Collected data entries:
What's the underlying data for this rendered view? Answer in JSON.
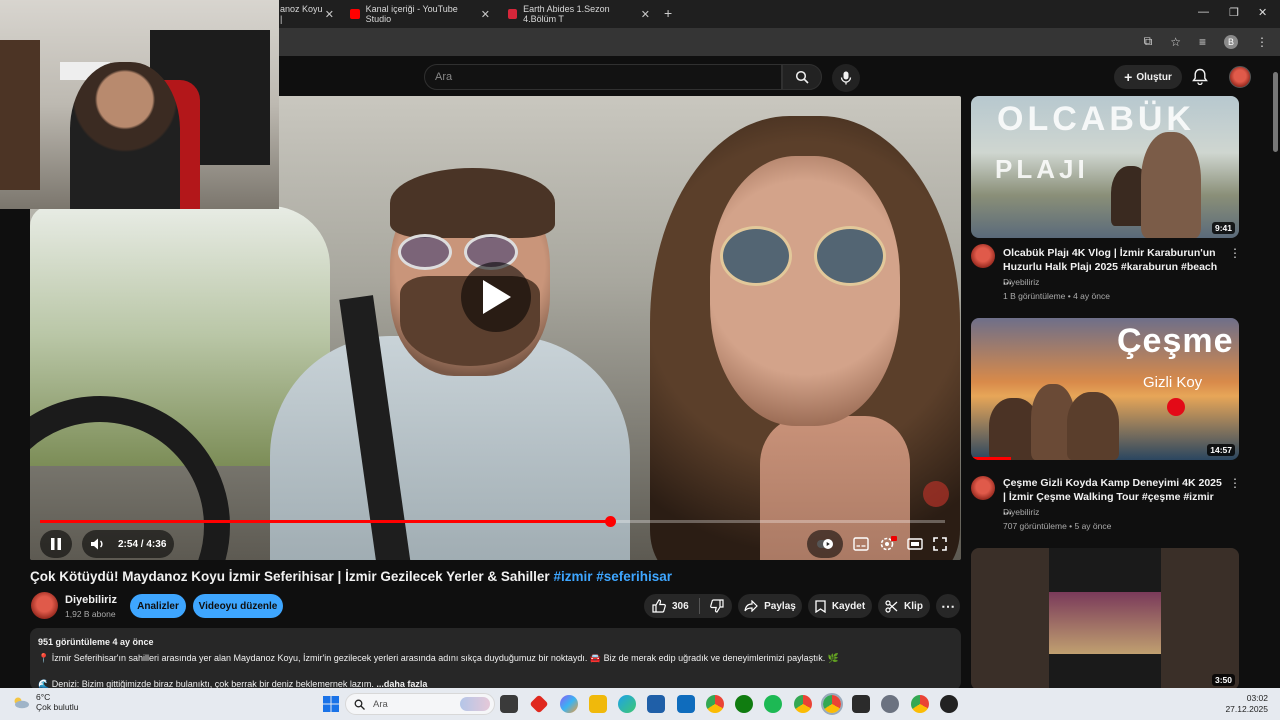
{
  "browser": {
    "tabs": [
      {
        "label": "anoz Koyu | "
      },
      {
        "label": "Kanal içeriği - YouTube Studio"
      },
      {
        "label": "Earth Abides 1.Sezon 4.Bölüm T"
      }
    ],
    "profile_letter": "B"
  },
  "masthead": {
    "search_placeholder": "Ara",
    "create_label": "Oluştur"
  },
  "player": {
    "current_time": "2:54",
    "duration": "4:36",
    "progress_fraction": 0.63
  },
  "video": {
    "title": "Çok Kötüydü! Maydanoz Koyu İzmir Seferihisar | İzmir Gezilecek Yerler & Sahiller ",
    "hashtags": "#izmir #seferihisar",
    "channel_name": "Diyebiliriz",
    "subscribers": "1,92 B abone",
    "analytics_label": "Analizler",
    "edit_label": "Videoyu düzenle",
    "like_count": "306",
    "share_label": "Paylaş",
    "save_label": "Kaydet",
    "clip_label": "Klip"
  },
  "description": {
    "meta": "951 görüntüleme  4 ay önce",
    "line1": "📍 İzmir Seferihisar'ın sahilleri arasında yer alan Maydanoz Koyu, İzmir'in gezilecek yerleri arasında adını sıkça duyduğumuz bir noktaydı. 🚘 Biz de merak edip uğradık ve deneyimlerimizi paylaştık. 🌿",
    "line2": "🌊 Denizi: Bizim gittiğimizde biraz bulanıktı, çok berrak bir deniz beklemernek lazım.",
    "more": "...daha fazla"
  },
  "recommendations": [
    {
      "thumb_text_1": "OLCABÜK",
      "thumb_text_2": "PLAJI",
      "duration": "9:41",
      "title": "Olcabük Plajı 4K Vlog | İzmir Karaburun'un Huzurlu Halk Plajı 2025 #karaburun #beach ...",
      "channel": "Diyebiliriz",
      "meta": "1 B görüntüleme • 4 ay önce"
    },
    {
      "thumb_text_1": "Çeşme",
      "thumb_text_2": "Gizli Koy",
      "duration": "14:57",
      "title": "Çeşme Gizli Koyda Kamp Deneyimi 4K 2025 | İzmir Çeşme Walking Tour #çeşme #izmir ...",
      "channel": "Diyebiliriz",
      "meta": "707 görüntüleme • 5 ay önce"
    },
    {
      "duration": "3:50"
    }
  ],
  "taskbar": {
    "temperature": "6°C",
    "condition": "Çok bulutlu",
    "search_placeholder": "Ara",
    "time": "03:02",
    "date": "27.12.2025"
  },
  "colors": {
    "accent_red": "#ff0000",
    "link_blue": "#3ea6ff"
  }
}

* DIRECTIVE
Which lines contain "meta"? Show each of them.

* EXERCISE OUTPUT
    "meta": "951 görüntüleme  4 ay önce",
      "meta": "1 B görüntüleme • 4 ay önce"
      "meta": "707 görüntüleme • 5 ay önce"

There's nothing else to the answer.